> TO BE DONE
Go through the entries and transcribe each one exactly, dropping the pictures.

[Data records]
⟨

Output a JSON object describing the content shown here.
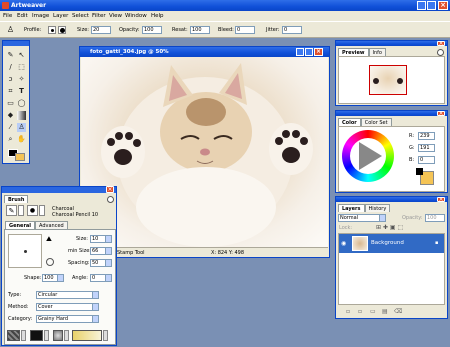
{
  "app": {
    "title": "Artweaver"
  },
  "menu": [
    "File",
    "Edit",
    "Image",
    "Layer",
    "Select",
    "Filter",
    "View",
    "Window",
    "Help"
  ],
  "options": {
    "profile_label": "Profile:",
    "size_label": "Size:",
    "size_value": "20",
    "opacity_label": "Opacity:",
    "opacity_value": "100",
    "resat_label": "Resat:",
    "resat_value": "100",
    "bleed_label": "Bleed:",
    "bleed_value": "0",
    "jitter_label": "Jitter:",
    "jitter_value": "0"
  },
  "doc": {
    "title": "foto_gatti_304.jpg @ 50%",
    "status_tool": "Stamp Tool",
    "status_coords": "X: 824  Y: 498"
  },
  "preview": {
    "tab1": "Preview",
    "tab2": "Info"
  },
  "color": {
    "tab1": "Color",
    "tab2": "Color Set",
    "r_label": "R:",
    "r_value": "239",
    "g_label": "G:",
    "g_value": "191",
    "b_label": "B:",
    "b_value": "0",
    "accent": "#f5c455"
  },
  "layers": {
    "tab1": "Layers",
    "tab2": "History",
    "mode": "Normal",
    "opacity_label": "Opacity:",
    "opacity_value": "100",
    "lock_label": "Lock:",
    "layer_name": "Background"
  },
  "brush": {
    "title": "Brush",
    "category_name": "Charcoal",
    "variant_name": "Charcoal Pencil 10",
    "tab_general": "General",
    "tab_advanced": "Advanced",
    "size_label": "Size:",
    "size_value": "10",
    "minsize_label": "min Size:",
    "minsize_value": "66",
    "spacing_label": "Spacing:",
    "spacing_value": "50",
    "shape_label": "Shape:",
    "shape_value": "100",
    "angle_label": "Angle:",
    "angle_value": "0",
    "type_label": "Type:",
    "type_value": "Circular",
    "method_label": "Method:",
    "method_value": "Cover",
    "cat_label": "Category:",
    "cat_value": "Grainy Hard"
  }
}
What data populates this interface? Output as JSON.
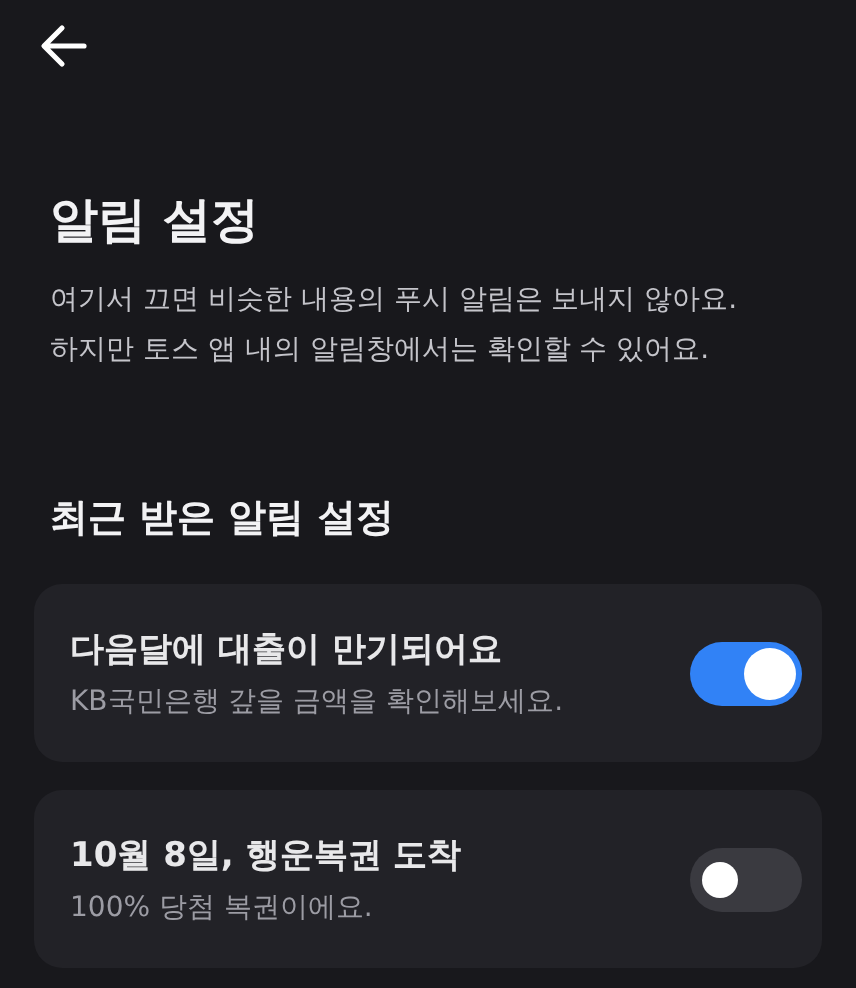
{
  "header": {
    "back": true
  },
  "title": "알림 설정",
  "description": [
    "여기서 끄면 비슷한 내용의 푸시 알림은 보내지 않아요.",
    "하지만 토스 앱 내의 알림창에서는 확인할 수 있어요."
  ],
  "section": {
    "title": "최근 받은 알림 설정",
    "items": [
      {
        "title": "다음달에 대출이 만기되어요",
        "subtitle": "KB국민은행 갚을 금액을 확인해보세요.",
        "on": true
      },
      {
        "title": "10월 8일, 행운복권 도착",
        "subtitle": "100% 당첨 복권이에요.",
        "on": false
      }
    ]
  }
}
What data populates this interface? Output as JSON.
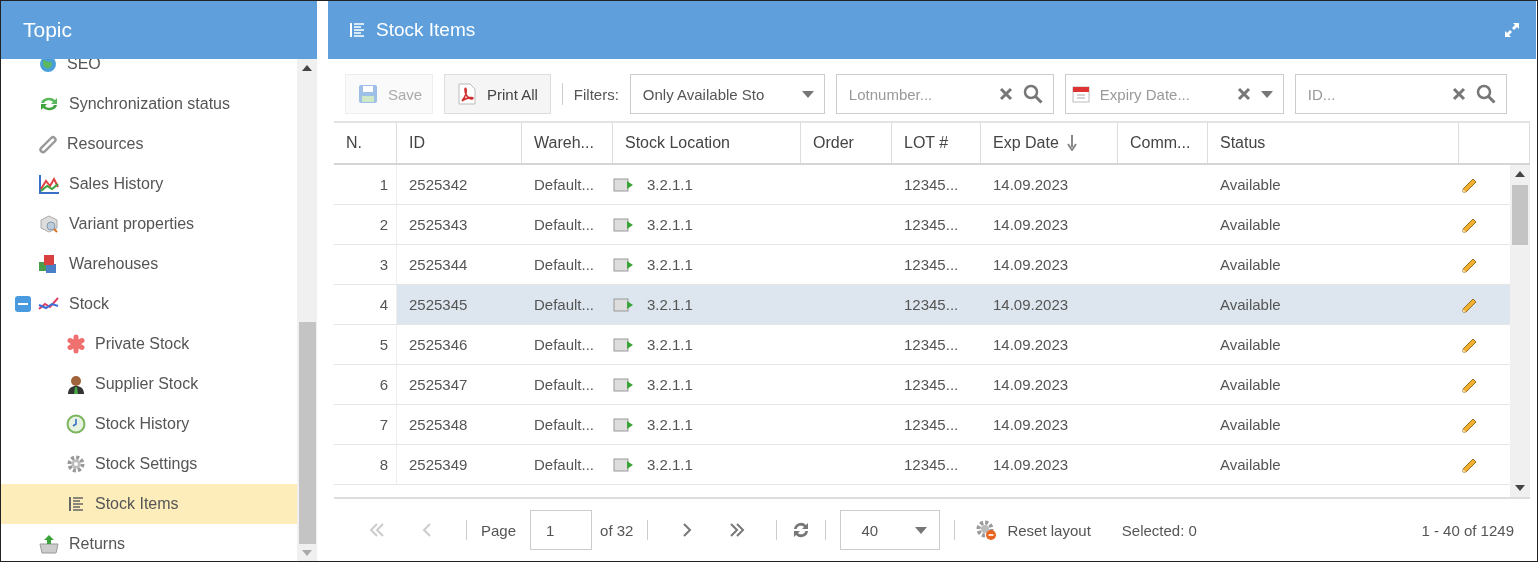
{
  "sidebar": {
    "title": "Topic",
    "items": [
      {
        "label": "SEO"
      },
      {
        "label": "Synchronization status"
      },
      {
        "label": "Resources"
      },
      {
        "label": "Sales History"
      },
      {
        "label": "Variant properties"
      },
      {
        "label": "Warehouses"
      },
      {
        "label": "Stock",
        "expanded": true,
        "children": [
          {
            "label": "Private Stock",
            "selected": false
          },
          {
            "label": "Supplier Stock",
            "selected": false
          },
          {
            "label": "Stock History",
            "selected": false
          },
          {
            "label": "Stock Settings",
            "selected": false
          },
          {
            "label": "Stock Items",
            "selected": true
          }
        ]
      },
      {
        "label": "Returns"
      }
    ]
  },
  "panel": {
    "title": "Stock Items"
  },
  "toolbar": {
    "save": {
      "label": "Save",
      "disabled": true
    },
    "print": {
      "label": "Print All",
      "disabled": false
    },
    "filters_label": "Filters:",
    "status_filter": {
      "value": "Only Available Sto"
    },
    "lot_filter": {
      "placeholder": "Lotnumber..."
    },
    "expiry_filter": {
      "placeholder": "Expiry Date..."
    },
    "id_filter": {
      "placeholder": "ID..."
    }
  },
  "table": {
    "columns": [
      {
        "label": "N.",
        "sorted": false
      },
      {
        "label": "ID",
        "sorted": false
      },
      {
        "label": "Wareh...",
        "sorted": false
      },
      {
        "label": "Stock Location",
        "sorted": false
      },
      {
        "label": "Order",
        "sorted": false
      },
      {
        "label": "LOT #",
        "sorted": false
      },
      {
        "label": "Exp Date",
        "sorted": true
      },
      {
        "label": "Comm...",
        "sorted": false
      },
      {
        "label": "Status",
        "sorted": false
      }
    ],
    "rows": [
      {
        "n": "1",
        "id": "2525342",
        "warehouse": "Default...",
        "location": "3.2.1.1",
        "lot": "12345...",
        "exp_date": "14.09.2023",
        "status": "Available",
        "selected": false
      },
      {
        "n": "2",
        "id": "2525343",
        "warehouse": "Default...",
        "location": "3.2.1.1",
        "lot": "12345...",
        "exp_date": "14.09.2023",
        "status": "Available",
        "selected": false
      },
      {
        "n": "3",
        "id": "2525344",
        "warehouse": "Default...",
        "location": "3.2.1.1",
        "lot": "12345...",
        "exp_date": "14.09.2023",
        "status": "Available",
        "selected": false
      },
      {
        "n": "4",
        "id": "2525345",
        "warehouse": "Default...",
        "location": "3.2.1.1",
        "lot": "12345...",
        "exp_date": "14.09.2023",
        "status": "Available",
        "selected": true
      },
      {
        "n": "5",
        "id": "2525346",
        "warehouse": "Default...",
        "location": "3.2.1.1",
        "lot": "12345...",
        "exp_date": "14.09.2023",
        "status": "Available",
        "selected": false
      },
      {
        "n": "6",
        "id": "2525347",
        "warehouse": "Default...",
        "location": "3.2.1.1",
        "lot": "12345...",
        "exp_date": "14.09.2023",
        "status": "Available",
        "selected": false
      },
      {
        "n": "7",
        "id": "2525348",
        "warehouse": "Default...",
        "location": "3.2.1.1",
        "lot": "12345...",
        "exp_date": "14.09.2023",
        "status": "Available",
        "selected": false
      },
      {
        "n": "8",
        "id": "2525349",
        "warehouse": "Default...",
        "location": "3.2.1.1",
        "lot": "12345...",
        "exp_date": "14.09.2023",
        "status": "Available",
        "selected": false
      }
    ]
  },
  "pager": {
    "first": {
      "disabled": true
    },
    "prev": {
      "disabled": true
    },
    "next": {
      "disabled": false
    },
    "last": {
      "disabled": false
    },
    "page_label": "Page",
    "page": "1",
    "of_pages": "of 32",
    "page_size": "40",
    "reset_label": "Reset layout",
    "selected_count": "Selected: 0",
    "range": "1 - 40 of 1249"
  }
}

⟩

> OUTPUT FOR THIS EXERCISE
Output a JSON object describing the content shown here.
{
  "app": {
    "title": "Artweaver"
  },
  "menu": [
    "File",
    "Edit",
    "Image",
    "Layer",
    "Select",
    "Filter",
    "View",
    "Window",
    "Help"
  ],
  "options": {
    "profile_label": "Profile:",
    "size_label": "Size:",
    "size_value": "20",
    "opacity_label": "Opacity:",
    "opacity_value": "100",
    "resat_label": "Resat:",
    "resat_value": "100",
    "bleed_label": "Bleed:",
    "bleed_value": "0",
    "jitter_label": "Jitter:",
    "jitter_value": "0"
  },
  "doc": {
    "title": "foto_gatti_304.jpg @ 50%",
    "status_tool": "Stamp Tool",
    "status_coords": "X: 824  Y: 498"
  },
  "preview": {
    "tab1": "Preview",
    "tab2": "Info"
  },
  "color": {
    "tab1": "Color",
    "tab2": "Color Set",
    "r_label": "R:",
    "r_value": "239",
    "g_label": "G:",
    "g_value": "191",
    "b_label": "B:",
    "b_value": "0",
    "accent": "#f5c455"
  },
  "layers": {
    "tab1": "Layers",
    "tab2": "History",
    "mode": "Normal",
    "opacity_label": "Opacity:",
    "opacity_value": "100",
    "lock_label": "Lock:",
    "layer_name": "Background"
  },
  "brush": {
    "title": "Brush",
    "category_name": "Charcoal",
    "variant_name": "Charcoal Pencil 10",
    "tab_general": "General",
    "tab_advanced": "Advanced",
    "size_label": "Size:",
    "size_value": "10",
    "minsize_label": "min Size:",
    "minsize_value": "66",
    "spacing_label": "Spacing:",
    "spacing_value": "50",
    "shape_label": "Shape:",
    "shape_value": "100",
    "angle_label": "Angle:",
    "angle_value": "0",
    "type_label": "Type:",
    "type_value": "Circular",
    "method_label": "Method:",
    "method_value": "Cover",
    "cat_label": "Category:",
    "cat_value": "Grainy Hard"
  }
}
What data populates this interface? Output as JSON.
{
  "header": {
    "back": true
  },
  "title": "알림 설정",
  "description": [
    "여기서 끄면 비슷한 내용의 푸시 알림은 보내지 않아요.",
    "하지만 토스 앱 내의 알림창에서는 확인할 수 있어요."
  ],
  "section": {
    "title": "최근 받은 알림 설정",
    "items": [
      {
        "title": "다음달에 대출이 만기되어요",
        "subtitle": "KB국민은행 갚을 금액을 확인해보세요.",
        "on": true
      },
      {
        "title": "10월 8일, 행운복권 도착",
        "subtitle": "100% 당첨 복권이에요.",
        "on": false
      }
    ]
  }
}
What data populates this interface? Output as JSON.
{
  "sidebar": {
    "title": "Topic",
    "items": [
      {
        "label": "SEO"
      },
      {
        "label": "Synchronization status"
      },
      {
        "label": "Resources"
      },
      {
        "label": "Sales History"
      },
      {
        "label": "Variant properties"
      },
      {
        "label": "Warehouses"
      },
      {
        "label": "Stock",
        "expanded": true,
        "children": [
          {
            "label": "Private Stock",
            "selected": false
          },
          {
            "label": "Supplier Stock",
            "selected": false
          },
          {
            "label": "Stock History",
            "selected": false
          },
          {
            "label": "Stock Settings",
            "selected": false
          },
          {
            "label": "Stock Items",
            "selected": true
          }
        ]
      },
      {
        "label": "Returns"
      }
    ]
  },
  "panel": {
    "title": "Stock Items"
  },
  "toolbar": {
    "save": {
      "label": "Save",
      "disabled": true
    },
    "print": {
      "label": "Print All",
      "disabled": false
    },
    "filters_label": "Filters:",
    "status_filter": {
      "value": "Only Available Sto"
    },
    "lot_filter": {
      "placeholder": "Lotnumber..."
    },
    "expiry_filter": {
      "placeholder": "Expiry Date..."
    },
    "id_filter": {
      "placeholder": "ID..."
    }
  },
  "table": {
    "columns": [
      {
        "label": "N.",
        "sorted": false
      },
      {
        "label": "ID",
        "sorted": false
      },
      {
        "label": "Wareh...",
        "sorted": false
      },
      {
        "label": "Stock Location",
        "sorted": false
      },
      {
        "label": "Order",
        "sorted": false
      },
      {
        "label": "LOT #",
        "sorted": false
      },
      {
        "label": "Exp Date",
        "sorted": true
      },
      {
        "label": "Comm...",
        "sorted": false
      },
      {
        "label": "Status",
        "sorted": false
      }
    ],
    "rows": [
      {
        "n": "1",
        "id": "2525342",
        "warehouse": "Default...",
        "location": "3.2.1.1",
        "lot": "12345...",
        "exp_date": "14.09.2023",
        "status": "Available",
        "selected": false
      },
      {
        "n": "2",
        "id": "2525343",
        "warehouse": "Default...",
        "location": "3.2.1.1",
        "lot": "12345...",
        "exp_date": "14.09.2023",
        "status": "Available",
        "selected": false
      },
      {
        "n": "3",
        "id": "2525344",
        "warehouse": "Default...",
        "location": "3.2.1.1",
        "lot": "12345...",
        "exp_date": "14.09.2023",
        "status": "Available",
        "selected": false
      },
      {
        "n": "4",
        "id": "2525345",
        "warehouse": "Default...",
        "location": "3.2.1.1",
        "lot": "12345...",
        "exp_date": "14.09.2023",
        "status": "Available",
        "selected": true
      },
      {
        "n": "5",
        "id": "2525346",
        "warehouse": "Default...",
        "location": "3.2.1.1",
        "lot": "12345...",
        "exp_date": "14.09.2023",
        "status": "Available",
        "selected": false
      },
      {
        "n": "6",
        "id": "2525347",
        "warehouse": "Default...",
        "location": "3.2.1.1",
        "lot": "12345...",
        "exp_date": "14.09.2023",
        "status": "Available",
        "selected": false
      },
      {
        "n": "7",
        "id": "2525348",
        "warehouse": "Default...",
        "location": "3.2.1.1",
        "lot": "12345...",
        "exp_date": "14.09.2023",
        "status": "Available",
        "selected": false
      },
      {
        "n": "8",
        "id": "2525349",
        "warehouse": "Default...",
        "location": "3.2.1.1",
        "lot": "12345...",
        "exp_date": "14.09.2023",
        "status": "Available",
        "selected": false
      }
    ]
  },
  "pager": {
    "first": {
      "disabled": true
    },
    "prev": {
      "disabled": true
    },
    "next": {
      "disabled": false
    },
    "last": {
      "disabled": false
    },
    "page_label": "Page",
    "page": "1",
    "of_pages": "of 32",
    "page_size": "40",
    "reset_label": "Reset layout",
    "selected_count": "Selected: 0",
    "range": "1 - 40 of 1249"
  }
}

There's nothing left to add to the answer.